* [The request]:
Copy out each line below exactly as it appears.

* [Dataset]:

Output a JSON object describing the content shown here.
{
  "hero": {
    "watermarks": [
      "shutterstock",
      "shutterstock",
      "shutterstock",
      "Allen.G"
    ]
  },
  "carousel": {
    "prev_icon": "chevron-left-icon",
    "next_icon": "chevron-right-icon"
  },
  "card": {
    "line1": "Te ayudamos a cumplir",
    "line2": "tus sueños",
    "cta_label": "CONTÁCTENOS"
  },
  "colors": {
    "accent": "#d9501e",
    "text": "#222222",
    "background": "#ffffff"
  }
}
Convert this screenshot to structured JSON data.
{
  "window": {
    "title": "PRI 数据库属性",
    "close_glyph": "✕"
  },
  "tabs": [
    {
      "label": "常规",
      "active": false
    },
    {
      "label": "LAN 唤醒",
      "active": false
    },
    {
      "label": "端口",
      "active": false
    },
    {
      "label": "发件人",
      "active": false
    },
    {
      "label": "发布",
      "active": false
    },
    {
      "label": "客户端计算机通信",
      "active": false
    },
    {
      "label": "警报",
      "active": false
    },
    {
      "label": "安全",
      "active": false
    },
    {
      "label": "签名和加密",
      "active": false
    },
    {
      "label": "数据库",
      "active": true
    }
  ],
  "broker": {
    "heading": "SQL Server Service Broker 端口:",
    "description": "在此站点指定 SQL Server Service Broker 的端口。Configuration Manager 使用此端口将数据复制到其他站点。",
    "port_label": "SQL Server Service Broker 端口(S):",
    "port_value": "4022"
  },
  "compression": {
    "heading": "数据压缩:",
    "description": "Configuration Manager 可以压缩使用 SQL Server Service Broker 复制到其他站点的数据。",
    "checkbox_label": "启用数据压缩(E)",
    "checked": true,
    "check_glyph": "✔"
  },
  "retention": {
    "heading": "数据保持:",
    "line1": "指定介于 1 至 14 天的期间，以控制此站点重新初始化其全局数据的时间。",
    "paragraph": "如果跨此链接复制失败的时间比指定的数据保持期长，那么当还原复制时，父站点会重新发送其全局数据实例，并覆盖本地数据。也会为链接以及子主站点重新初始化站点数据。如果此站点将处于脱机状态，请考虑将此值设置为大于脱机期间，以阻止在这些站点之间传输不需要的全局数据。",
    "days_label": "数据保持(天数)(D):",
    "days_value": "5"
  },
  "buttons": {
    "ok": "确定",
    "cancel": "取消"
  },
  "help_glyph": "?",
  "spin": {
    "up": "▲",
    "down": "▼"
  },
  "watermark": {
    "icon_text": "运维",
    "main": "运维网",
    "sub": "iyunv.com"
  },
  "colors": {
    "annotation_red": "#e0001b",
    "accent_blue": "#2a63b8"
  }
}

* [Expected answer]:
Output a JSON object describing the content shown here.
{
  "hero": {
    "watermarks": [
      "shutterstock",
      "shutterstock",
      "shutterstock",
      "Allen.G"
    ]
  },
  "carousel": {
    "prev_icon": "chevron-left-icon",
    "next_icon": "chevron-right-icon"
  },
  "card": {
    "line1": "Te ayudamos a cumplir",
    "line2": "tus sueños",
    "cta_label": "CONTÁCTENOS"
  },
  "colors": {
    "accent": "#d9501e",
    "text": "#222222",
    "background": "#ffffff"
  }
}
Convert this screenshot to structured JSON data.
{
  "window": {
    "title": "PRI 数据库属性",
    "close_glyph": "✕"
  },
  "tabs": [
    {
      "label": "常规",
      "active": false
    },
    {
      "label": "LAN 唤醒",
      "active": false
    },
    {
      "label": "端口",
      "active": false
    },
    {
      "label": "发件人",
      "active": false
    },
    {
      "label": "发布",
      "active": false
    },
    {
      "label": "客户端计算机通信",
      "active": false
    },
    {
      "label": "警报",
      "active": false
    },
    {
      "label": "安全",
      "active": false
    },
    {
      "label": "签名和加密",
      "active": false
    },
    {
      "label": "数据库",
      "active": true
    }
  ],
  "broker": {
    "heading": "SQL Server Service Broker 端口:",
    "description": "在此站点指定 SQL Server Service Broker 的端口。Configuration Manager 使用此端口将数据复制到其他站点。",
    "port_label": "SQL Server Service Broker 端口(S):",
    "port_value": "4022"
  },
  "compression": {
    "heading": "数据压缩:",
    "description": "Configuration Manager 可以压缩使用 SQL Server Service Broker 复制到其他站点的数据。",
    "checkbox_label": "启用数据压缩(E)",
    "checked": true,
    "check_glyph": "✔"
  },
  "retention": {
    "heading": "数据保持:",
    "line1": "指定介于 1 至 14 天的期间，以控制此站点重新初始化其全局数据的时间。",
    "paragraph": "如果跨此链接复制失败的时间比指定的数据保持期长，那么当还原复制时，父站点会重新发送其全局数据实例，并覆盖本地数据。也会为链接以及子主站点重新初始化站点数据。如果此站点将处于脱机状态，请考虑将此值设置为大于脱机期间，以阻止在这些站点之间传输不需要的全局数据。",
    "days_label": "数据保持(天数)(D):",
    "days_value": "5"
  },
  "buttons": {
    "ok": "确定",
    "cancel": "取消"
  },
  "help_glyph": "?",
  "spin": {
    "up": "▲",
    "down": "▼"
  },
  "watermark": {
    "icon_text": "运维",
    "main": "运维网",
    "sub": "iyunv.com"
  },
  "colors": {
    "annotation_red": "#e0001b",
    "accent_blue": "#2a63b8"
  }
}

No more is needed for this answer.